_Directions for this task_. Scan the listing below and copy every line holding "JSON".

_Records to use_.

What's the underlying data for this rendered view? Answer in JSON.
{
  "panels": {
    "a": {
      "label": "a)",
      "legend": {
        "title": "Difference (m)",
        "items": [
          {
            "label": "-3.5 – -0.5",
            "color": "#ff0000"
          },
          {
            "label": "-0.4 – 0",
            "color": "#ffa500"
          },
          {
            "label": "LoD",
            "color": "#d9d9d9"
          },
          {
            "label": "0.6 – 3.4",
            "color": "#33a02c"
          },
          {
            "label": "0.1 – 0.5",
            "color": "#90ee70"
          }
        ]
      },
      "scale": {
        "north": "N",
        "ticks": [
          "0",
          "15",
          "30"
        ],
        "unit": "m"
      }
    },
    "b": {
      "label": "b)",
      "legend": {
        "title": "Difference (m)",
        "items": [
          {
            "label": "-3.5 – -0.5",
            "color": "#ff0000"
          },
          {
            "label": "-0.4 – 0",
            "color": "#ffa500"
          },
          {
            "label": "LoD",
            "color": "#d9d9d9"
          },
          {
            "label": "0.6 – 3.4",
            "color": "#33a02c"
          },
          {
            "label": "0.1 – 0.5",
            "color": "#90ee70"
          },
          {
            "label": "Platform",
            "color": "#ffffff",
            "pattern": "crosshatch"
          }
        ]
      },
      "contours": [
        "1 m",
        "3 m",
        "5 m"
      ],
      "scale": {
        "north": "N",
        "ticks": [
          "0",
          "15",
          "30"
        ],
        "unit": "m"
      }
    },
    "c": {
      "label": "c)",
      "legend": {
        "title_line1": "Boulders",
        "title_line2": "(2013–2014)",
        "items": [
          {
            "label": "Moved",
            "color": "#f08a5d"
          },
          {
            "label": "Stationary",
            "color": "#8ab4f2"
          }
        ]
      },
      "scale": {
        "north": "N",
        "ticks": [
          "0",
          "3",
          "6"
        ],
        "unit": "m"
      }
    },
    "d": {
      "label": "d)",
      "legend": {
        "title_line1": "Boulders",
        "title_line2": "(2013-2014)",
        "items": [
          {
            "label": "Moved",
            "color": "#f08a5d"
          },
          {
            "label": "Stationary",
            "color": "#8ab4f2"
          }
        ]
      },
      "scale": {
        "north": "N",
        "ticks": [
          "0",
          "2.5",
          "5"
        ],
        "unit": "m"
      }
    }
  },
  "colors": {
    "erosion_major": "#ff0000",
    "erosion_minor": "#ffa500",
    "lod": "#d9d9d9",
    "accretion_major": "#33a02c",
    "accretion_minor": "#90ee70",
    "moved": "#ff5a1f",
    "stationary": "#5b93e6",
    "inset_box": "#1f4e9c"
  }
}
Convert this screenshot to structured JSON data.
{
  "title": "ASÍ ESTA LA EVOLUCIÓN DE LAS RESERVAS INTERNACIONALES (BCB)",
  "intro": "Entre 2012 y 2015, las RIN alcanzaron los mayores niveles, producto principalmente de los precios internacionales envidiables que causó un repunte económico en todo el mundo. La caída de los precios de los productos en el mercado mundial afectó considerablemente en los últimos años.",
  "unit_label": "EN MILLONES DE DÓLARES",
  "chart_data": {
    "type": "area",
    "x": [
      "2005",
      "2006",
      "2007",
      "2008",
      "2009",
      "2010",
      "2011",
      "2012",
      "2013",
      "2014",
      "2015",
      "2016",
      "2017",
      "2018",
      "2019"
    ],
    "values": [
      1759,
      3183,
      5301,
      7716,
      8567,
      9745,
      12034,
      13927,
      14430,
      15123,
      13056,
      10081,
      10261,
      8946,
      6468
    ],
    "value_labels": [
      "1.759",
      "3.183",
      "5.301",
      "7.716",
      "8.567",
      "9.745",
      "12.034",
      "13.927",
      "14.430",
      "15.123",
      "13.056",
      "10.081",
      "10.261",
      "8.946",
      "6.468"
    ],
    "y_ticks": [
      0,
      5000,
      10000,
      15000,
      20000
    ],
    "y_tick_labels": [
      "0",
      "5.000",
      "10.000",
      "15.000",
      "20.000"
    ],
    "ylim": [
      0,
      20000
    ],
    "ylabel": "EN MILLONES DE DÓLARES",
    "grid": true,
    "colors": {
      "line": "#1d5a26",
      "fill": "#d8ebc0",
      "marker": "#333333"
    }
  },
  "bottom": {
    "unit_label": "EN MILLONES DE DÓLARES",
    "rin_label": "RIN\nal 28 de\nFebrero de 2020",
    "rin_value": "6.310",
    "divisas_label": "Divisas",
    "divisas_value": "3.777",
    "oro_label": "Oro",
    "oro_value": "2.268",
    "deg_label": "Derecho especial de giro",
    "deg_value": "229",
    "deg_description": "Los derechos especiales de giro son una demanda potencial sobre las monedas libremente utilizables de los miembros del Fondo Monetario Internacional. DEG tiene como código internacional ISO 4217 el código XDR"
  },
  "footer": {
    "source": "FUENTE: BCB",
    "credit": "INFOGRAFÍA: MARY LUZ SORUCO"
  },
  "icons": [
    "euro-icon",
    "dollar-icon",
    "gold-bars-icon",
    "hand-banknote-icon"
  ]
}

_Task answer_.
What's the underlying data for this rendered view? Answer in JSON.
Convert this screenshot to structured JSON data.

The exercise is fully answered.